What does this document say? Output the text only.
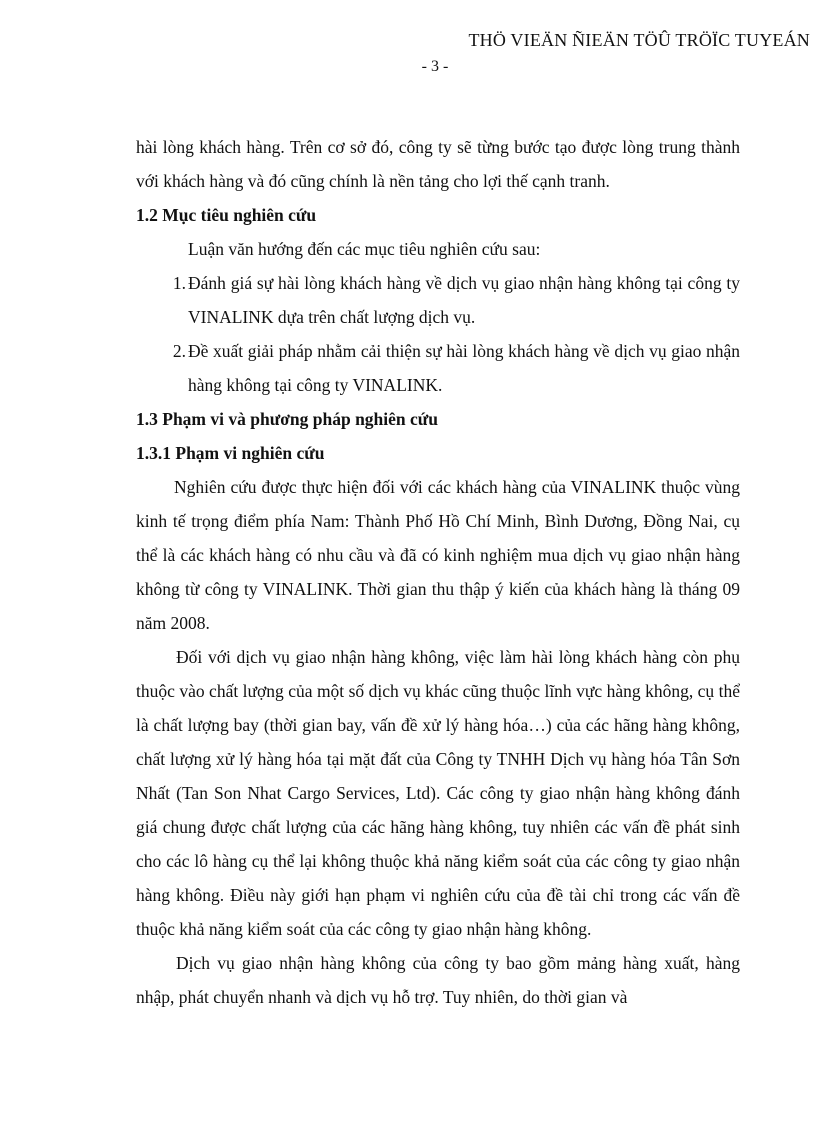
THÖ VIEÄN ÑIEÄN TÖÛ TRÖÏC TUYEÁN
- 3 -

hài lòng khách hàng. Trên cơ sở đó, công ty sẽ từng bước tạo được lòng trung thành với khách hàng và đó cũng chính là nền tảng cho lợi thế cạnh tranh.

1.2 Mục tiêu nghiên cứu

Luận văn hướng đến các mục tiêu nghiên cứu sau:

1. Đánh giá sự hài lòng khách hàng về dịch vụ giao nhận hàng không tại công ty VINALINK dựa trên chất lượng dịch vụ.
2. Đề xuất giải pháp nhằm cải thiện sự hài lòng khách hàng về dịch vụ giao nhận hàng không tại công ty VINALINK.

1.3 Phạm vi và phương pháp nghiên cứu

1.3.1 Phạm vi nghiên cứu

Nghiên cứu được thực hiện đối với các khách hàng của VINALINK thuộc vùng kinh tế trọng điểm phía Nam: Thành Phố Hồ Chí Minh, Bình Dương, Đồng Nai, cụ thể là các khách hàng có nhu cầu và đã có kinh nghiệm mua dịch vụ giao nhận hàng không từ công ty VINALINK. Thời gian thu thập ý kiến của khách hàng là tháng 09 năm 2008.

Đối với dịch vụ giao nhận hàng không, việc làm hài lòng khách hàng còn phụ thuộc vào chất lượng của một số dịch vụ khác cũng thuộc lĩnh vực hàng không, cụ thể là chất lượng bay (thời gian bay, vấn đề xử lý hàng hóa…) của các hãng hàng không, chất lượng xử lý hàng hóa tại mặt đất của Công ty TNHH Dịch vụ hàng hóa Tân Sơn Nhất (Tan Son Nhat Cargo Services, Ltd). Các công ty giao nhận hàng không đánh giá chung được chất lượng của các hãng hàng không, tuy nhiên các vấn đề phát sinh cho các lô hàng cụ thể lại không thuộc khả năng kiểm soát của các công ty giao nhận hàng không. Điều này giới hạn phạm vi nghiên cứu của đề tài chỉ trong các vấn đề thuộc khả năng kiểm soát của các công ty giao nhận hàng không.

Dịch vụ giao nhận hàng không của công ty bao gồm mảng hàng xuất, hàng nhập, phát chuyển nhanh và dịch vụ hỗ trợ. Tuy nhiên, do thời gian và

☆ ☆ ☆ ☆ ☆ ☆ ☆

▸ Description of the task
Return the listing above word for word, with the pictures removed.

▸ Answer to the task
What does this document say? Output the text only.
THÖ VIEÄN ÑIEÄN TÖÛ TRÖÏC TUYEÁN
- 3 -

hài lòng khách hàng. Trên cơ sở đó, công ty sẽ từng bước tạo được lòng trung thành với khách hàng và đó cũng chính là nền tảng cho lợi thế cạnh tranh.

1.2 Mục tiêu nghiên cứu

Luận văn hướng đến các mục tiêu nghiên cứu sau:

1. Đánh giá sự hài lòng khách hàng về dịch vụ giao nhận hàng không tại công ty VINALINK dựa trên chất lượng dịch vụ.
2. Đề xuất giải pháp nhằm cải thiện sự hài lòng khách hàng về dịch vụ giao nhận hàng không tại công ty VINALINK.

1.3 Phạm vi và phương pháp nghiên cứu

1.3.1 Phạm vi nghiên cứu

Nghiên cứu được thực hiện đối với các khách hàng của VINALINK thuộc vùng kinh tế trọng điểm phía Nam: Thành Phố Hồ Chí Minh, Bình Dương, Đồng Nai, cụ thể là các khách hàng có nhu cầu và đã có kinh nghiệm mua dịch vụ giao nhận hàng không từ công ty VINALINK. Thời gian thu thập ý kiến của khách hàng là tháng 09 năm 2008.

Đối với dịch vụ giao nhận hàng không, việc làm hài lòng khách hàng còn phụ thuộc vào chất lượng của một số dịch vụ khác cũng thuộc lĩnh vực hàng không, cụ thể là chất lượng bay (thời gian bay, vấn đề xử lý hàng hóa…) của các hãng hàng không, chất lượng xử lý hàng hóa tại mặt đất của Công ty TNHH Dịch vụ hàng hóa Tân Sơn Nhất (Tan Son Nhat Cargo Services, Ltd). Các công ty giao nhận hàng không đánh giá chung được chất lượng của các hãng hàng không, tuy nhiên các vấn đề phát sinh cho các lô hàng cụ thể lại không thuộc khả năng kiểm soát của các công ty giao nhận hàng không. Điều này giới hạn phạm vi nghiên cứu của đề tài chỉ trong các vấn đề thuộc khả năng kiểm soát của các công ty giao nhận hàng không.

Dịch vụ giao nhận hàng không của công ty bao gồm mảng hàng xuất, hàng nhập, phát chuyển nhanh và dịch vụ hỗ trợ. Tuy nhiên, do thời gian và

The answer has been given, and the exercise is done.